-- start of Rows --

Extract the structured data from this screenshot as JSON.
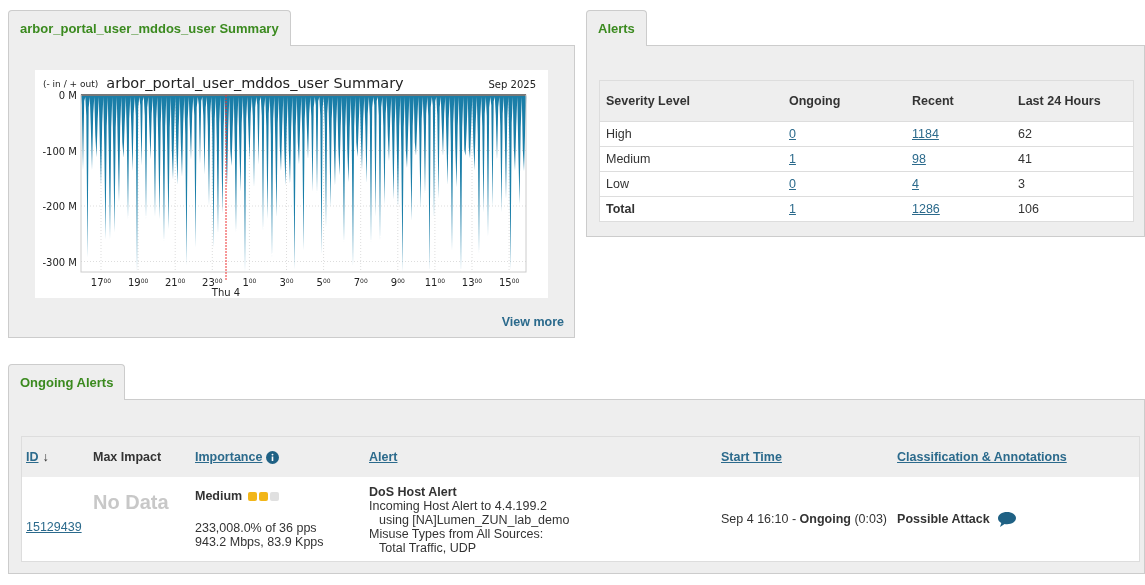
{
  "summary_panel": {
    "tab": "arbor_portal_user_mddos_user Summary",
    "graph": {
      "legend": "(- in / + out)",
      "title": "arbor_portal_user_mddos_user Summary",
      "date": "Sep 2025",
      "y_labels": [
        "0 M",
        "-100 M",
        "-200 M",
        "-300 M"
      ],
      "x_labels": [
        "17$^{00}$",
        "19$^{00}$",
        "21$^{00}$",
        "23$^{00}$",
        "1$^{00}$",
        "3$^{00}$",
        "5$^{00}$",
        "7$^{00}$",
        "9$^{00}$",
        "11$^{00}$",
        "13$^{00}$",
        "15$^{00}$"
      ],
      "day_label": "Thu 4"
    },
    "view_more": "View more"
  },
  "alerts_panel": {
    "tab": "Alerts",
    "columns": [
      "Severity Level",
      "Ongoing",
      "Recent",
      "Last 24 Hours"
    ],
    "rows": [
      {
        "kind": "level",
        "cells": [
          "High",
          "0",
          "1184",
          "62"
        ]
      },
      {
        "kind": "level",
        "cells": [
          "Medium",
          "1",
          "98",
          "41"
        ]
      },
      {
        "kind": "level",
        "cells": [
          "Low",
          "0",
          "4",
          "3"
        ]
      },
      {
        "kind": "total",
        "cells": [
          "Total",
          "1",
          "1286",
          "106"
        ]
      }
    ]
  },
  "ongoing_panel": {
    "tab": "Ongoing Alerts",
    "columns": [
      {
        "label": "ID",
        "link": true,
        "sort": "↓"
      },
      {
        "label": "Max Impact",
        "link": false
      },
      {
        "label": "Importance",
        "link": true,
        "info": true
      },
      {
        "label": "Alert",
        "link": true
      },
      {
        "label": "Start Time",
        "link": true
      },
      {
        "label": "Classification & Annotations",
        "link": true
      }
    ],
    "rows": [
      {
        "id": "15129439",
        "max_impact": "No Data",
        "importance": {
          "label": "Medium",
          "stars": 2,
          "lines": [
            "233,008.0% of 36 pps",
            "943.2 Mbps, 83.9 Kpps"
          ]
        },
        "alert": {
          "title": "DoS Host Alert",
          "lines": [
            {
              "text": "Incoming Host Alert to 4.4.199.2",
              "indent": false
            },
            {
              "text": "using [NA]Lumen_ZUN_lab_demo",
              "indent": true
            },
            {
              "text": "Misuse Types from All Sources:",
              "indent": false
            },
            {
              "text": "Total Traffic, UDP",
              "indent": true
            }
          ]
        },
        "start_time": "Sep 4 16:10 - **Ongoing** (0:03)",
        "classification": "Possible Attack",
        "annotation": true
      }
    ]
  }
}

-- end of Rows --

Find all lines where the word "title" appears. Copy them.

      "title": "arbor_portal_user_mddos_user Summary",
          "title": "DoS Host Alert",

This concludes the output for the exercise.